Records for the exercise |
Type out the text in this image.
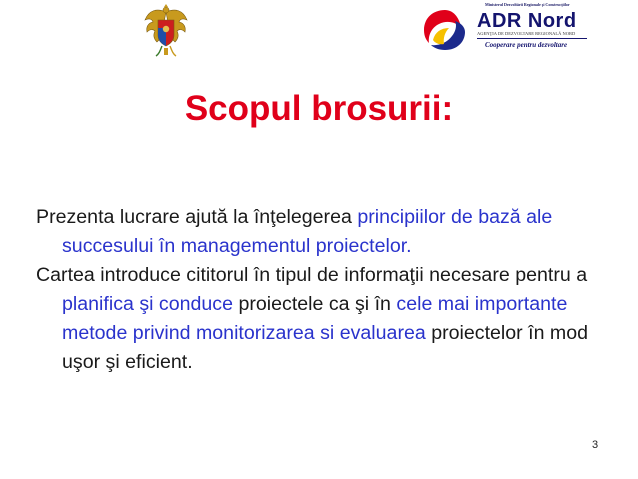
Ministerul Dezvoltării Regionale şi Construcţiilor
ADR Nord
AGENŢIA DE DEZVOLTARE REGIONALĂ NORD
Cooperare pentru dezvoltare
Scopul brosurii:
Prezenta lucrare ajută la înţelegerea principiilor de bază ale succesului în managementul proiectelor.
Cartea introduce cititorul în tipul de informaţii necesare pentru a planifica şi conduce proiectele ca şi în cele mai importante metode privind monitorizarea si evaluarea proiectelor în mod uşor şi eficient.
3
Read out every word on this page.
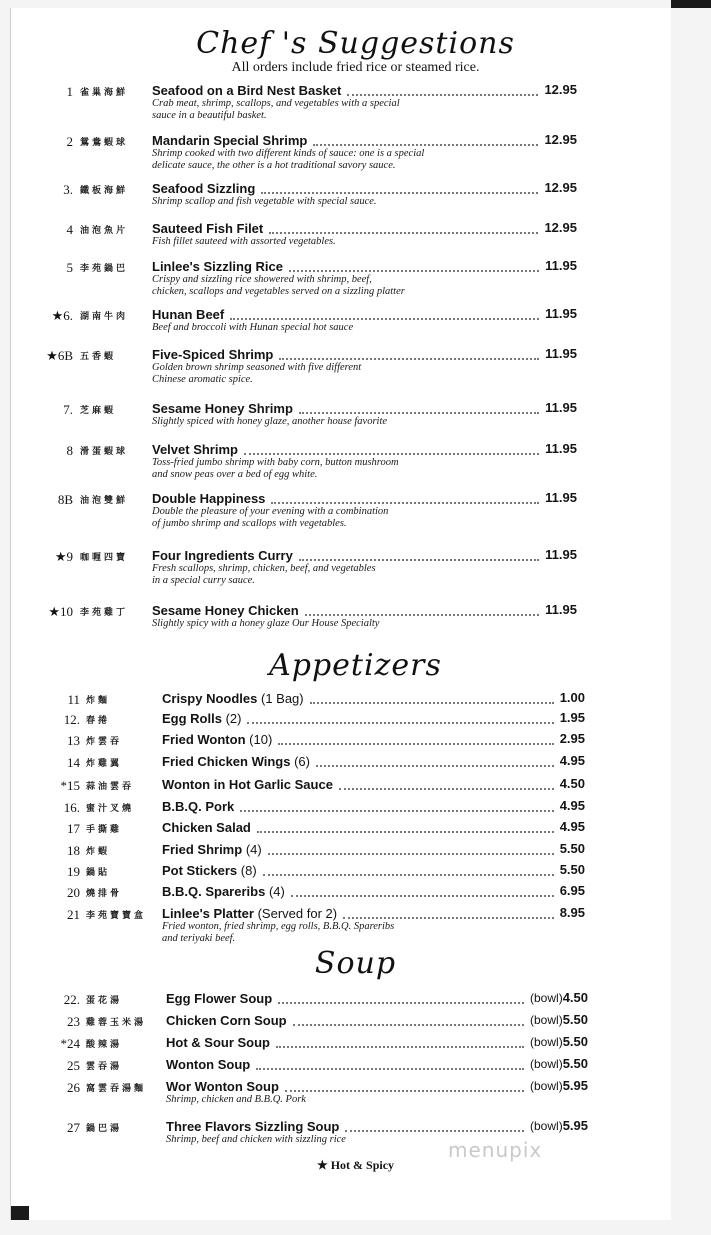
Chef 's Suggestions
All orders include fried rice or steamed rice.
Appetizers
Soup
1 雀巢海鮮 Seafood on a Bird Nest Basket	12.95
Crab meat, shrimp, scallops, and vegetables with a special
sauce in a beautiful basket.
2 鴛鴦蝦球 Mandarin Special Shrimp	12.95
Shrimp cooked with two different kinds of sauce: one is a special
delicate sauce, the other is a hot traditional savory sauce.
3. 鐵板海鮮 Seafood Sizzling	12.95
Shrimp scallop and fish vegetable with special sauce.
4 油泡魚片 Sauteed Fish Filet	12.95
Fish fillet sauteed with assorted vegetables.
5 李苑鍋巴 Linlee's Sizzling Rice	11.95
Crispy and sizzling rice showered with shrimp, beef,
chicken, scallops and vegetables served on a sizzling platter
★6. 湖南牛肉 Hunan Beef	11.95
Beef and broccoli with Hunan special hot sauce
★6B 五香蝦	Five-Spiced Shrimp	11.95
Golden brown shrimp seasoned with five different
Chinese aromatic spice.
7. 芝麻蝦	Sesame Honey Shrimp	11.95
Slightly spiced with honey glaze, another house favorite
8 滑蛋蝦球 Velvet Shrimp	11.95
Toss-fried jumbo shrimp with baby corn, button mushroom
and snow peas over a bed of egg white.
8B 油泡雙鮮 Double Happiness	11.95
Double the pleasure of your evening with a combination
of jumbo shrimp and scallops with vegetables.
★9 咖喱四寶 Four Ingredients Curry	11.95
Fresh scallops, shrimp, chicken, beef, and vegetables
in a special curry sauce.
★10 李苑雞丁 Sesame Honey Chicken	11.95
Slightly spicy with a honey glaze Our House Specialty
11 炸麵	Crispy Noodles (1 Bag)	1.00
12. 春捲	Egg Rolls (2)	1.95
13 炸雲吞	Fried Wonton (10)	2.95
14 炸雞翼	Fried Chicken Wings (6)	4.95
*15 蒜油雲吞 Wonton in Hot Garlic Sauce	4.50
16. 蜜汁叉燒 B.B.Q. Pork	4.95
17 手撕雞	Chicken Salad	4.95
18 炸蝦	Fried Shrimp (4)	5.50
19 鍋貼	Pot Stickers (8)	5.50
20 燒排骨	B.B.Q. Spareribs (4)	6.95
21 李苑寶寶盒 Linlee's Platter (Served for 2)	8.95
Fried wonton, fried shrimp, egg rolls, B.B.Q. Spareribs
and teriyaki beef.
22. 蛋花湯	Egg Flower Soup	(bowl)4.50
23 雞蓉玉米湯 Chicken Corn Soup	(bowl)5.50
*24 酸辣湯	Hot & Sour Soup	(bowl)5.50
25 雲吞湯	Wonton Soup	(bowl)5.50
26 窩雲吞湯麵 Wor Wonton Soup	(bowl)5.95
Shrimp, chicken and B.B.Q. Pork
27 鍋巴湯	Three Flavors Sizzling Soup	(bowl)5.95
Shrimp, beef and chicken with sizzling rice
★ Hot & Spicy
menupix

Objective | Retype the whole listing, keeping every line identical and omitting all pictures.

Response to the task |
Type out the text in this image.
Ministerul Dezvoltării Regionale şi Construcţiilor
ADR Nord
AGENŢIA DE DEZVOLTARE REGIONALĂ NORD
Cooperare pentru dezvoltare
Scopul brosurii:
Prezenta lucrare ajută la înţelegerea principiilor de bază ale succesului în managementul proiectelor.
Cartea introduce cititorul în tipul de informaţii necesare pentru a planifica şi conduce proiectele ca şi în cele mai importante metode privind monitorizarea si evaluarea proiectelor în mod uşor şi eficient.
3
Read out every word on this page.
Chef 's Suggestions
All orders include fried rice or steamed rice.
Appetizers
Soup
1 雀巢海鮮 Seafood on a Bird Nest Basket	12.95
Crab meat, shrimp, scallops, and vegetables with a special
sauce in a beautiful basket.
2 鴛鴦蝦球 Mandarin Special Shrimp	12.95
Shrimp cooked with two different kinds of sauce: one is a special
delicate sauce, the other is a hot traditional savory sauce.
3. 鐵板海鮮 Seafood Sizzling	12.95
Shrimp scallop and fish vegetable with special sauce.
4 油泡魚片 Sauteed Fish Filet	12.95
Fish fillet sauteed with assorted vegetables.
5 李苑鍋巴 Linlee's Sizzling Rice	11.95
Crispy and sizzling rice showered with shrimp, beef,
chicken, scallops and vegetables served on a sizzling platter
★6. 湖南牛肉 Hunan Beef	11.95
Beef and broccoli with Hunan special hot sauce
★6B 五香蝦	Five-Spiced Shrimp	11.95
Golden brown shrimp seasoned with five different
Chinese aromatic spice.
7. 芝麻蝦	Sesame Honey Shrimp	11.95
Slightly spiced with honey glaze, another house favorite
8 滑蛋蝦球 Velvet Shrimp	11.95
Toss-fried jumbo shrimp with baby corn, button mushroom
and snow peas over a bed of egg white.
8B 油泡雙鮮 Double Happiness	11.95
Double the pleasure of your evening with a combination
of jumbo shrimp and scallops with vegetables.
★9 咖喱四寶 Four Ingredients Curry	11.95
Fresh scallops, shrimp, chicken, beef, and vegetables
in a special curry sauce.
★10 李苑雞丁 Sesame Honey Chicken	11.95
Slightly spicy with a honey glaze Our House Specialty
11 炸麵	Crispy Noodles (1 Bag)	1.00
12. 春捲	Egg Rolls (2)	1.95
13 炸雲吞	Fried Wonton (10)	2.95
14 炸雞翼	Fried Chicken Wings (6)	4.95
*15 蒜油雲吞 Wonton in Hot Garlic Sauce	4.50
16. 蜜汁叉燒 B.B.Q. Pork	4.95
17 手撕雞	Chicken Salad	4.95
18 炸蝦	Fried Shrimp (4)	5.50
19 鍋貼	Pot Stickers (8)	5.50
20 燒排骨	B.B.Q. Spareribs (4)	6.95
21 李苑寶寶盒 Linlee's Platter (Served for 2)	8.95
Fried wonton, fried shrimp, egg rolls, B.B.Q. Spareribs
and teriyaki beef.
22. 蛋花湯	Egg Flower Soup	(bowl)4.50
23 雞蓉玉米湯 Chicken Corn Soup	(bowl)5.50
*24 酸辣湯	Hot & Sour Soup	(bowl)5.50
25 雲吞湯	Wonton Soup	(bowl)5.50
26 窩雲吞湯麵 Wor Wonton Soup	(bowl)5.95
Shrimp, chicken and B.B.Q. Pork
27 鍋巴湯	Three Flavors Sizzling Soup	(bowl)5.95
Shrimp, beef and chicken with sizzling rice
★ Hot & Spicy
menupix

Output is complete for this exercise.